++++ Extract ++++

Escort
- Escort Magazine Vol. 25, No. 2
- Editor: Jim Harris
- Categories: Pornographic magazine
- Frequency: Monthly
- Publisher: City Magazines (1958–1971) Paul Raymond Publications (1971–present)
- First issue: 1980; 45 years ago
- Company: Blue Active Media Ltd
- Country: United Kingdom
- Language: English
- Website: www.paulraymond.xxx/magazines/escort.html
- ISSN: 0952-6706
- OCLC: 60832552

= Escort (magazine) =

British pornographic magazine

Escort is a British men's softcore adult magazine featuring erotica published monthly by Blue Active Media Ltd. It is published by Paul Raymond Publications, a company that also publishes a number of similar magazines, including Club International, Mayfair, Men Only, Men's World, and Razzle. The origin of these titles lies in businessman Paul Raymond's expansion from strip club management into magazine publishing in the 1960s.

++++ Supplied information ++++

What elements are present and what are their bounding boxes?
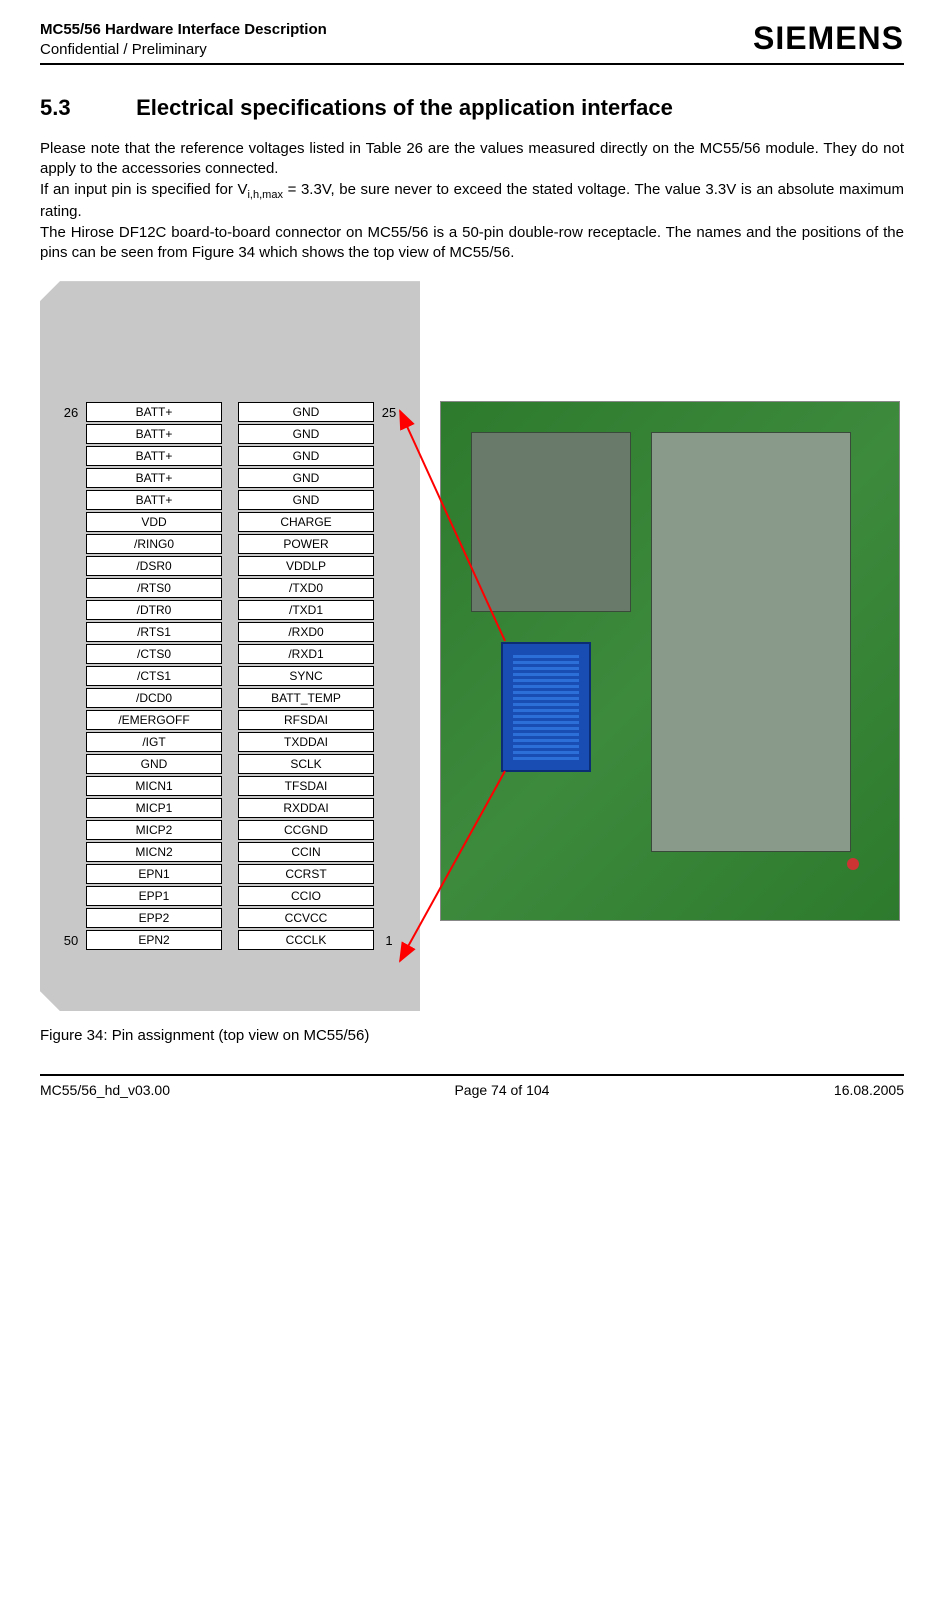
footer-center: Page 74 of 104	[454, 1082, 549, 1098]
pcb-chip-area	[471, 432, 631, 612]
pin-num-left: 50	[56, 933, 86, 948]
pin-box-left: BATT+	[86, 490, 222, 510]
pin-box-left: BATT+	[86, 402, 222, 422]
pin-box-right: CCCLK	[238, 930, 374, 950]
pin-box-left: BATT+	[86, 468, 222, 488]
pin-box-right: CCIN	[238, 842, 374, 862]
section-number: 5.3	[40, 95, 130, 121]
pin-num-right: 25	[374, 405, 404, 420]
pin-box-right: GND	[238, 468, 374, 488]
body-text: Please note that the reference voltages …	[40, 139, 904, 263]
pin-num-right: 1	[374, 933, 404, 948]
pin-box-left: EPN1	[86, 864, 222, 884]
pin-box-right: POWER	[238, 534, 374, 554]
pin-box-left: MICN1	[86, 776, 222, 796]
pin-box-right: RFSDAI	[238, 710, 374, 730]
pin-box-left: /RING0	[86, 534, 222, 554]
doc-subtitle: Confidential / Preliminary	[40, 40, 327, 60]
pin-box-left: VDD	[86, 512, 222, 532]
pin-grid: 26BATT+GND25BATT+GNDBATT+GNDBATT+GNDBATT…	[56, 401, 404, 951]
pin-box-left: /DSR0	[86, 556, 222, 576]
para-3: The Hirose DF12C board-to-board connecto…	[40, 224, 904, 261]
pin-box-right: RXDDAI	[238, 798, 374, 818]
para-2-sub: i,h,max	[247, 189, 282, 201]
header-left: MC55/56 Hardware Interface Description C…	[40, 20, 327, 59]
siemens-logo: SIEMENS	[753, 20, 904, 57]
pin-box-right: GND	[238, 490, 374, 510]
pin-box-left: EPP1	[86, 886, 222, 906]
pin-box-left: /EMERGOFF	[86, 710, 222, 730]
pcb-shield	[651, 432, 851, 852]
pin-box-left: /CTS0	[86, 644, 222, 664]
pin-box-left: EPN2	[86, 930, 222, 950]
pcb-image	[440, 401, 900, 921]
pin-box-left: MICP2	[86, 820, 222, 840]
pin-box-right: CCGND	[238, 820, 374, 840]
section-title: Electrical specifications of the applica…	[136, 95, 673, 120]
pcb-antenna-dot	[847, 858, 859, 870]
pin-box-right: BATT_TEMP	[238, 688, 374, 708]
pin-box-left: GND	[86, 754, 222, 774]
pin-box-right: GND	[238, 424, 374, 444]
pin-box-right: /TXD0	[238, 578, 374, 598]
pin-box-left: /CTS1	[86, 666, 222, 686]
pin-box-left: MICP1	[86, 798, 222, 818]
para-2-pre: If an input pin is specified for V	[40, 181, 247, 198]
pin-box-right: /RXD1	[238, 644, 374, 664]
pin-box-right: CCVCC	[238, 908, 374, 928]
pin-box-left: /IGT	[86, 732, 222, 752]
pin-box-left: EPP2	[86, 908, 222, 928]
pin-box-left: /RTS1	[86, 622, 222, 642]
pin-box-left: /DCD0	[86, 688, 222, 708]
page-footer: MC55/56_hd_v03.00 Page 74 of 104 16.08.2…	[40, 1074, 904, 1098]
pin-box-right: /TXD1	[238, 600, 374, 620]
pin-box-right: GND	[238, 446, 374, 466]
pin-num-left: 26	[56, 405, 86, 420]
figure-caption: Figure 34: Pin assignment (top view on M…	[40, 1027, 904, 1044]
pin-box-right: CCIO	[238, 886, 374, 906]
section-heading: 5.3 Electrical specifications of the app…	[40, 95, 904, 121]
pin-box-right: TFSDAI	[238, 776, 374, 796]
pin-diagram: 26BATT+GND25BATT+GNDBATT+GNDBATT+GNDBATT…	[40, 281, 420, 1011]
pin-box-left: BATT+	[86, 424, 222, 444]
pin-box-right: TXDDAI	[238, 732, 374, 752]
para-1: Please note that the reference voltages …	[40, 140, 904, 177]
pcb-connector	[501, 642, 591, 772]
pin-box-right: CCRST	[238, 864, 374, 884]
pin-box-left: /DTR0	[86, 600, 222, 620]
pin-box-right: GND	[238, 402, 374, 422]
footer-left: MC55/56_hd_v03.00	[40, 1082, 170, 1098]
pin-box-left: BATT+	[86, 446, 222, 466]
diagram-wrapper: 26BATT+GND25BATT+GNDBATT+GNDBATT+GNDBATT…	[40, 281, 904, 1011]
main-content: 26BATT+GND25BATT+GNDBATT+GNDBATT+GNDBATT…	[40, 281, 904, 1011]
pin-box-right: /RXD0	[238, 622, 374, 642]
pin-box-right: CHARGE	[238, 512, 374, 532]
pin-box-right: VDDLP	[238, 556, 374, 576]
pin-box-right: SYNC	[238, 666, 374, 686]
pin-box-left: /RTS0	[86, 578, 222, 598]
page-header: MC55/56 Hardware Interface Description C…	[40, 20, 904, 65]
footer-right: 16.08.2005	[834, 1082, 904, 1098]
pin-box-right: SCLK	[238, 754, 374, 774]
doc-title: MC55/56 Hardware Interface Description	[40, 20, 327, 40]
pin-box-left: MICN2	[86, 842, 222, 862]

++++

:: Goals ::
A – Answer these questions from the Escort magazine entry:
(i) Who is listed as the editor?
(ii) What is the magazine's ISSN?
(iii) In which decade did Paul Raymond expand from strip club management into magazine publishing?
B – Rewrite the part of the Escort magazine entry starting at "Escort is a" and ending at "in the 1960s.", replacing "a number of" with "several".

:: Responses ::
A –
(i) Jim Harris
(ii) 0952-6706
(iii) The 1960s

B –
Escort is a British men's softcore adult magazine featuring erotica published monthly by Blue Active Media Ltd. It is published by Paul Raymond Publications, a company that also publishes several similar magazines, including Club International, Mayfair, Men Only, Men's World, and Razzle. The origin of these titles lies in businessman Paul Raymond's expansion from strip club management into magazine publishing in the 1960s.